━━ Information shown

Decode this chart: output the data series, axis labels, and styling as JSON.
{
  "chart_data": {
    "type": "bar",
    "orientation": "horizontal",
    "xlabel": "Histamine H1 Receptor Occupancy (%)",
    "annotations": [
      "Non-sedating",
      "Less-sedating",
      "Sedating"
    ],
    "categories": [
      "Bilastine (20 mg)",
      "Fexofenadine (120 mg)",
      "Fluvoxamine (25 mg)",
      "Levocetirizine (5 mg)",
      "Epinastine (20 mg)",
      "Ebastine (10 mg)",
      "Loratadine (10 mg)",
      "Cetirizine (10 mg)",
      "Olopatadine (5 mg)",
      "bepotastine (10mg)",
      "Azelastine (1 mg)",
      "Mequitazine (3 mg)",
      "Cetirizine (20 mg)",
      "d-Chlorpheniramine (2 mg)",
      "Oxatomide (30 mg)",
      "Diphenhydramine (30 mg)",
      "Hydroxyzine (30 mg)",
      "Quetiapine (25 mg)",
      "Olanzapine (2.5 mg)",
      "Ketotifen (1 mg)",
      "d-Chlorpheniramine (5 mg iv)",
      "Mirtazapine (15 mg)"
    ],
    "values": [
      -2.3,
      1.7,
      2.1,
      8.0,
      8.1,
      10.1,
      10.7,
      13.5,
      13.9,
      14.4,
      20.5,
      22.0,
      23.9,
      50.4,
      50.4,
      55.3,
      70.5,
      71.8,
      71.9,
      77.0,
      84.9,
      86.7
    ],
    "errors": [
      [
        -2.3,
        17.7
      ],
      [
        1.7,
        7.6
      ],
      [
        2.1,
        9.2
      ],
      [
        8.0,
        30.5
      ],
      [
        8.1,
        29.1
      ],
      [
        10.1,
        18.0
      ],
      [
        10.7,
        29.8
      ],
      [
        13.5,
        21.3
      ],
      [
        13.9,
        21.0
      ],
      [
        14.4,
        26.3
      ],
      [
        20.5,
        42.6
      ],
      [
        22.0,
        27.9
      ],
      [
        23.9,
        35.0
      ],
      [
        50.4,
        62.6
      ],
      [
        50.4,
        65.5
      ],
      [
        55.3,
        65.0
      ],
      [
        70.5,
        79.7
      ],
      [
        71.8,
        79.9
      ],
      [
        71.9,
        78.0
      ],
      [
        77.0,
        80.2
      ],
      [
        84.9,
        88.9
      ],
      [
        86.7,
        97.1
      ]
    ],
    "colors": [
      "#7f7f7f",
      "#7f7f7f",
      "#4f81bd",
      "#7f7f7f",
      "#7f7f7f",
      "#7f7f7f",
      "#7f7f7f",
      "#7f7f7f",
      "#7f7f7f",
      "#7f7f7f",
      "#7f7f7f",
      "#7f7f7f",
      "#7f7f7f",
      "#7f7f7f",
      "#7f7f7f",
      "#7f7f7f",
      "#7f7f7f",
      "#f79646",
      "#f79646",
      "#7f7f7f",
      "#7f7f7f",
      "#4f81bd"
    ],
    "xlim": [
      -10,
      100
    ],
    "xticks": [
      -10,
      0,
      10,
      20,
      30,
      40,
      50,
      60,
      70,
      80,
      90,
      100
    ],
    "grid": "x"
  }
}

━━━━

● Your task:
Extract each line from the entries above that contains the string "Chlorpheniramine".

● Complete response:
      "d-Chlorpheniramine (2 mg)",
      "d-Chlorpheniramine (5 mg iv)",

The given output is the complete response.